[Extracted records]

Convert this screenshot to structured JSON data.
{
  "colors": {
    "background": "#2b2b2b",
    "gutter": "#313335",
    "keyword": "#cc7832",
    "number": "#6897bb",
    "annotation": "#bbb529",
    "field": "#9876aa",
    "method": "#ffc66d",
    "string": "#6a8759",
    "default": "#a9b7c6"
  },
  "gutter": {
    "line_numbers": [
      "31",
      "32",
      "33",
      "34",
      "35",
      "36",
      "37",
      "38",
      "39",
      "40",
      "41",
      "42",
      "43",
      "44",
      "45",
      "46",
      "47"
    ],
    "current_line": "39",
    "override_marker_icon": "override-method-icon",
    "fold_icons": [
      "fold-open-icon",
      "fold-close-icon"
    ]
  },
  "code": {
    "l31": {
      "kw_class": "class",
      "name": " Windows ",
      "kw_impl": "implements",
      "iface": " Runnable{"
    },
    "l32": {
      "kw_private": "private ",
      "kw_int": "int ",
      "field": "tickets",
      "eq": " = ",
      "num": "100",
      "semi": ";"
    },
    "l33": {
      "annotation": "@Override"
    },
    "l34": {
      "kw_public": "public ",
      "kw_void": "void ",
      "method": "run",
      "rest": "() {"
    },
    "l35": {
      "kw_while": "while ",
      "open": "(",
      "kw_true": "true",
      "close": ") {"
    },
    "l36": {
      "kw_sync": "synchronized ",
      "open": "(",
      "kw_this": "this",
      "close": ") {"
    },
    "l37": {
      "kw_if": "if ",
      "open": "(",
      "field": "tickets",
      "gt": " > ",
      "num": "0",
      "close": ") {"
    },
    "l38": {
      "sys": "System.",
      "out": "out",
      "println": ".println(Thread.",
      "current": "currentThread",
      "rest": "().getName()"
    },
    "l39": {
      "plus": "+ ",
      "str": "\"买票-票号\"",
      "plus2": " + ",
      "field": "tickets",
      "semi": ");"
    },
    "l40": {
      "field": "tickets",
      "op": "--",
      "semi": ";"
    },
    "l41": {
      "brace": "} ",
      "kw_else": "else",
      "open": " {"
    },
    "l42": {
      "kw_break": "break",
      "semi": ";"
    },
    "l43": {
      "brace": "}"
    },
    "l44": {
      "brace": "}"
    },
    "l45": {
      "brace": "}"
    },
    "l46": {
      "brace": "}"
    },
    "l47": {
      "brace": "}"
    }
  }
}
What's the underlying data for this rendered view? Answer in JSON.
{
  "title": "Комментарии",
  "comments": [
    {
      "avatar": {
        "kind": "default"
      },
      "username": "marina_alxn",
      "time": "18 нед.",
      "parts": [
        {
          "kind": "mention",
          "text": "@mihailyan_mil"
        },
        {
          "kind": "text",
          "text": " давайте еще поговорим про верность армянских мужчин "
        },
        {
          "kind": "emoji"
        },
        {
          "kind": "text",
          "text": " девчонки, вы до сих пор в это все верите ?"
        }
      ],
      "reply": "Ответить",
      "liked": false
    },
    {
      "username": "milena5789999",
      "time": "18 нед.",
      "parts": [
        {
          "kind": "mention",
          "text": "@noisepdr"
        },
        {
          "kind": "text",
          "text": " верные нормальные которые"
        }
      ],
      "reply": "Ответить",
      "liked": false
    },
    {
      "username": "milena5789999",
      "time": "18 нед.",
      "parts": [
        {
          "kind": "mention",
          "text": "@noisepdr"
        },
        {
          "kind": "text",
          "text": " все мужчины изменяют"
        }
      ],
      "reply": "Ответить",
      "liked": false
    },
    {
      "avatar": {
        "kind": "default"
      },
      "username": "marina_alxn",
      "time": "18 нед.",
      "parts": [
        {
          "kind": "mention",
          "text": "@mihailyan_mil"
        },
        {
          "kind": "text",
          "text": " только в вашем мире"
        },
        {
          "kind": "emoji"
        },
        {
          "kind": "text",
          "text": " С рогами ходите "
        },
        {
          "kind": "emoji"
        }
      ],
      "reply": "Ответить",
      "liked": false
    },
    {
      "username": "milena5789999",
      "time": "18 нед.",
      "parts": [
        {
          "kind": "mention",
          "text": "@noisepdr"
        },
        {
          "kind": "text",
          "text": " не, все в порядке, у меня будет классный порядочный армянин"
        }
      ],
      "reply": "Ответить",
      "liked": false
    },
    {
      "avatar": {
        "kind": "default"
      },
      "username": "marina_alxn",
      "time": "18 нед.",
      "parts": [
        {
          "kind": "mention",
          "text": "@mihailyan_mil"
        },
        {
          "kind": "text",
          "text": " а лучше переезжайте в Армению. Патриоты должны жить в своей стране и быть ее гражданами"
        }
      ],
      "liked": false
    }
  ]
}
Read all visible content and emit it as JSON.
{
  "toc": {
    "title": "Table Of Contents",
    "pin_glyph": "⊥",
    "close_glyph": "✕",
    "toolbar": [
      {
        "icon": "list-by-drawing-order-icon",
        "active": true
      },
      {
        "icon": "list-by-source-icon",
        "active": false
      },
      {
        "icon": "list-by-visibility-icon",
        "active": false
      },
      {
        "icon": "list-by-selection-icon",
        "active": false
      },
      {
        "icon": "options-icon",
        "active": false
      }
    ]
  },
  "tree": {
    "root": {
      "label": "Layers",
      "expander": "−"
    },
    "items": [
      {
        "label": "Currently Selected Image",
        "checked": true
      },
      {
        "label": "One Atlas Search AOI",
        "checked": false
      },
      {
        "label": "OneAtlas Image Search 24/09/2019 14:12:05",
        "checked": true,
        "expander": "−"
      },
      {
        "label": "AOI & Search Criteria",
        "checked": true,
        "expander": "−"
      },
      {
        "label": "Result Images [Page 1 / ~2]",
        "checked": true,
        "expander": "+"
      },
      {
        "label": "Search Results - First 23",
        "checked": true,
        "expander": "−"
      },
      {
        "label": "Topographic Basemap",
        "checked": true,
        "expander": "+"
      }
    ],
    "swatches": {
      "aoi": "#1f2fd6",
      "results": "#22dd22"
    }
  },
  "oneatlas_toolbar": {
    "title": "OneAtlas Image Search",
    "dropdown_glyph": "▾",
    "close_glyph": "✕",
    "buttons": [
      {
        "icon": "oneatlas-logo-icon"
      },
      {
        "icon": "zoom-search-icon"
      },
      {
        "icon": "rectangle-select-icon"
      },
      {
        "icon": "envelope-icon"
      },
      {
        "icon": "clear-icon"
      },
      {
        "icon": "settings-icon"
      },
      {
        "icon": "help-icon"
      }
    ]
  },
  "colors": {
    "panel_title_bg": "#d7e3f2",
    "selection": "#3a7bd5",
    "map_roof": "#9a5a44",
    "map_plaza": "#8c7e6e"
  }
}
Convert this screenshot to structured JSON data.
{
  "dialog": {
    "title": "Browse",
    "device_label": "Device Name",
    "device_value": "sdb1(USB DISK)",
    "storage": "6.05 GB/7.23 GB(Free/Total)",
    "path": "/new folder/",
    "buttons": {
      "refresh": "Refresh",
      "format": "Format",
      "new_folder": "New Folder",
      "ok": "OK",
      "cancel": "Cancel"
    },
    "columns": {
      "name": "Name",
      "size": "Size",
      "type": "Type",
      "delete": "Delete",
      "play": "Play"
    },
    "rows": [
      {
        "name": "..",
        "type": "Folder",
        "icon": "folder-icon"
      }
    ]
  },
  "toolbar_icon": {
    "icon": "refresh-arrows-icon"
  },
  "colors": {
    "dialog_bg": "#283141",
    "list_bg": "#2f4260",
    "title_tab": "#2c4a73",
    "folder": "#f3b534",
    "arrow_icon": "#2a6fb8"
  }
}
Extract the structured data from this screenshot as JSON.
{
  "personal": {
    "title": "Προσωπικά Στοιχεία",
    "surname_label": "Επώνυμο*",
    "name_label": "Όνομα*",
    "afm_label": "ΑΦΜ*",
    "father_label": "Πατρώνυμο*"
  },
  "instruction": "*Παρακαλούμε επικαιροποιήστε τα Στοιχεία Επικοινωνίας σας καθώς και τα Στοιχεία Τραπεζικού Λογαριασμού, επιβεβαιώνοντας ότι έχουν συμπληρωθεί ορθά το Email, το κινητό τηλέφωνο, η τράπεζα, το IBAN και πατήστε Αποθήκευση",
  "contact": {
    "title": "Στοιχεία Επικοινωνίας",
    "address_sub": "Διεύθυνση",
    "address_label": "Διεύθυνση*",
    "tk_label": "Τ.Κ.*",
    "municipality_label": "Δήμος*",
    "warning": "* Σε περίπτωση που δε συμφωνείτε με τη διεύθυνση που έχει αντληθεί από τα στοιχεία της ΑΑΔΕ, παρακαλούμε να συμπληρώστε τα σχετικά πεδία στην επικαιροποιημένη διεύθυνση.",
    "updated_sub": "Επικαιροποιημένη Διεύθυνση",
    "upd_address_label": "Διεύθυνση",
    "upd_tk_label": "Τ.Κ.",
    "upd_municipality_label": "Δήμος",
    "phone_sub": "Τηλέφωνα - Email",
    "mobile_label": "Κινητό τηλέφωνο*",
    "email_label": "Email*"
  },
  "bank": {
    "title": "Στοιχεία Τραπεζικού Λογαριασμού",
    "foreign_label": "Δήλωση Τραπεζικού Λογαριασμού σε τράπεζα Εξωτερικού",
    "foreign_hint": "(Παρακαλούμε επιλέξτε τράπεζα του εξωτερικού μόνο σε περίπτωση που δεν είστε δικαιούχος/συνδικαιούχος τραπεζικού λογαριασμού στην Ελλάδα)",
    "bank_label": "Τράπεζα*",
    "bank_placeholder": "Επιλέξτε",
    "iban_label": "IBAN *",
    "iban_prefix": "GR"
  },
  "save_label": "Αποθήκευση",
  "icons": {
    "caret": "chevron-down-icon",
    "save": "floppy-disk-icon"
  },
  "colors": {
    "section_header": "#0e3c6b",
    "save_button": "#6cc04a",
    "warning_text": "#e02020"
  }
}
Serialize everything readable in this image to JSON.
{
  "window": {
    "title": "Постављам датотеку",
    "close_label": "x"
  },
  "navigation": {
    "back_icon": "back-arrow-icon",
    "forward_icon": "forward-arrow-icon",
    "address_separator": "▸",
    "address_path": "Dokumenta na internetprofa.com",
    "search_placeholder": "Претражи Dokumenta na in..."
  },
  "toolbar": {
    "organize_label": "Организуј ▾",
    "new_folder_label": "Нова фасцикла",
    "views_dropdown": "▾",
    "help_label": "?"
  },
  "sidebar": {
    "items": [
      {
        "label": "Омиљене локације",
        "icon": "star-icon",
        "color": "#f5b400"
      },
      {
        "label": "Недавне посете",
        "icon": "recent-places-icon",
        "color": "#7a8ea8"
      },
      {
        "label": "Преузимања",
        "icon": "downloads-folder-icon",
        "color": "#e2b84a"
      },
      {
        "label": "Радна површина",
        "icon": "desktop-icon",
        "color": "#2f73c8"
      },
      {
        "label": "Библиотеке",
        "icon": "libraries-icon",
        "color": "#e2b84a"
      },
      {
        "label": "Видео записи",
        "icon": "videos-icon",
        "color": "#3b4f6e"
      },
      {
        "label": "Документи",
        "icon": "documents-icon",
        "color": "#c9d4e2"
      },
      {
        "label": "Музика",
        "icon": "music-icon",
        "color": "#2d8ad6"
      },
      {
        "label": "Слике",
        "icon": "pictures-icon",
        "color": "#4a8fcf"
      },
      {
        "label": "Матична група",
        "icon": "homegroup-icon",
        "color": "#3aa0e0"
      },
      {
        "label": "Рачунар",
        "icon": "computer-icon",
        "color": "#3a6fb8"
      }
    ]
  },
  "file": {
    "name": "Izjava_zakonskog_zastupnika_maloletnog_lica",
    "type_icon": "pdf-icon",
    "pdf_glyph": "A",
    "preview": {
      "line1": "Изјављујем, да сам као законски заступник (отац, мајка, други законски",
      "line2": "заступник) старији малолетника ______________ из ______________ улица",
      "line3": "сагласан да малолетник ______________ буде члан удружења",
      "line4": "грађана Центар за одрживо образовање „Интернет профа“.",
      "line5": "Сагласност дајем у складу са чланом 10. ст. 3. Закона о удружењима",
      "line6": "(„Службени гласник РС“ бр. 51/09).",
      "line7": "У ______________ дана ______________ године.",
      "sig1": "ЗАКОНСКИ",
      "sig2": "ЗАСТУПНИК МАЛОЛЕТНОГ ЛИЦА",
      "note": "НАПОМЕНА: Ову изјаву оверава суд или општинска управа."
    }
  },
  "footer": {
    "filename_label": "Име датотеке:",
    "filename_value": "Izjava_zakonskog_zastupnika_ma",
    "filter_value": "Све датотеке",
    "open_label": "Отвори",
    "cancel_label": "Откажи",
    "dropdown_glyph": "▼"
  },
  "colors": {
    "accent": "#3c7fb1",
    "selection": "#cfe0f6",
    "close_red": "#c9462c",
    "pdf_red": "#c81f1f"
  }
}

#### REQUIREMENTS:
Write down only the number of lines that contain the string "Email" in the listing.

#### IN RESPONSE:
3